Task requirements
Copy out all lines carrying the word "text".

Part of a data file
══════

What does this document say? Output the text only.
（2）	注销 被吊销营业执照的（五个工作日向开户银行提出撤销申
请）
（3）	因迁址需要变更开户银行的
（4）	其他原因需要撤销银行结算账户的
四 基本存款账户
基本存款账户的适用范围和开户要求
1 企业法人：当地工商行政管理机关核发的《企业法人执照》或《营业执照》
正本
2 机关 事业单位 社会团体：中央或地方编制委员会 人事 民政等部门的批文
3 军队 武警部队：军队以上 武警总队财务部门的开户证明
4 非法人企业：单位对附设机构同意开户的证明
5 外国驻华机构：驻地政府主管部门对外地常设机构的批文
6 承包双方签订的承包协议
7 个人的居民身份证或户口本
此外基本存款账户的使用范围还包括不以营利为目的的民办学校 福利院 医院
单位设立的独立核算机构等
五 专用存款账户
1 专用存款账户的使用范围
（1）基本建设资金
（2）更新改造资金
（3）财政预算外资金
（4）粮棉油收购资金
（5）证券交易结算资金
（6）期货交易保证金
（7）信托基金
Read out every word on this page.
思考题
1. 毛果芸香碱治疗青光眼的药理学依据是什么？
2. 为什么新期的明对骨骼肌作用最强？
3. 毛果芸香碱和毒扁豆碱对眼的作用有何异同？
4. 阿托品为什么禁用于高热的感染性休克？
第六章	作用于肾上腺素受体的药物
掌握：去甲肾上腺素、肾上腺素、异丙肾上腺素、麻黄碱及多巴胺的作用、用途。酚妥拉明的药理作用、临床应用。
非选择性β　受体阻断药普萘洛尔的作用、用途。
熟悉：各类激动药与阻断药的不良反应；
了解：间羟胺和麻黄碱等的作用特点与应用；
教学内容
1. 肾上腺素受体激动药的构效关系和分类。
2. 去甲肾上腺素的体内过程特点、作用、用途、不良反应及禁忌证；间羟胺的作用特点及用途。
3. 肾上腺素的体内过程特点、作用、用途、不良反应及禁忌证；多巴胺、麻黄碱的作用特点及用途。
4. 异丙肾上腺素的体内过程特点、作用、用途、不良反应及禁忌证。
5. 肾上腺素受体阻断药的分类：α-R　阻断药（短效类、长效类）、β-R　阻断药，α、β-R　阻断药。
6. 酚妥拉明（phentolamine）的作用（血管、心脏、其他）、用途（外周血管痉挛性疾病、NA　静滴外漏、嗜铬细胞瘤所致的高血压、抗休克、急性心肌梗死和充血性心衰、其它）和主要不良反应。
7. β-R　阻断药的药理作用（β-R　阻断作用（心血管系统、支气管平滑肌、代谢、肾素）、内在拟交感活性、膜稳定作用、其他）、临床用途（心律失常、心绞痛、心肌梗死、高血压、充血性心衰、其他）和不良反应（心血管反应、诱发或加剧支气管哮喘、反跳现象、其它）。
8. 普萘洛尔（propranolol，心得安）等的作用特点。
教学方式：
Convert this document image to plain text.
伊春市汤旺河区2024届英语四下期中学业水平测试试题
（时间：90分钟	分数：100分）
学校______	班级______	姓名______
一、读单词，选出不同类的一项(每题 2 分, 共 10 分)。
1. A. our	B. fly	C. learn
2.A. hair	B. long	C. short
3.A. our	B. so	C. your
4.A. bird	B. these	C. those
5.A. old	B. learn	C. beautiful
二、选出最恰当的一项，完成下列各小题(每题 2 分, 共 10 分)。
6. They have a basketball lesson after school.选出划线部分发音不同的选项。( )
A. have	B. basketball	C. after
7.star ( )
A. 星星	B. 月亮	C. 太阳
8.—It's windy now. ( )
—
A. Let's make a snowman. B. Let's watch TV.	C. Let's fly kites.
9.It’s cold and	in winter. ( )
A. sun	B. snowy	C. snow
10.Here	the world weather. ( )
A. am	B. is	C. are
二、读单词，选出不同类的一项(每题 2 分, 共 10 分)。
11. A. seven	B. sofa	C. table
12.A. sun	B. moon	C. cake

══════

Full answer
What does this document say? Output the text only.
Convert this document image to plain text.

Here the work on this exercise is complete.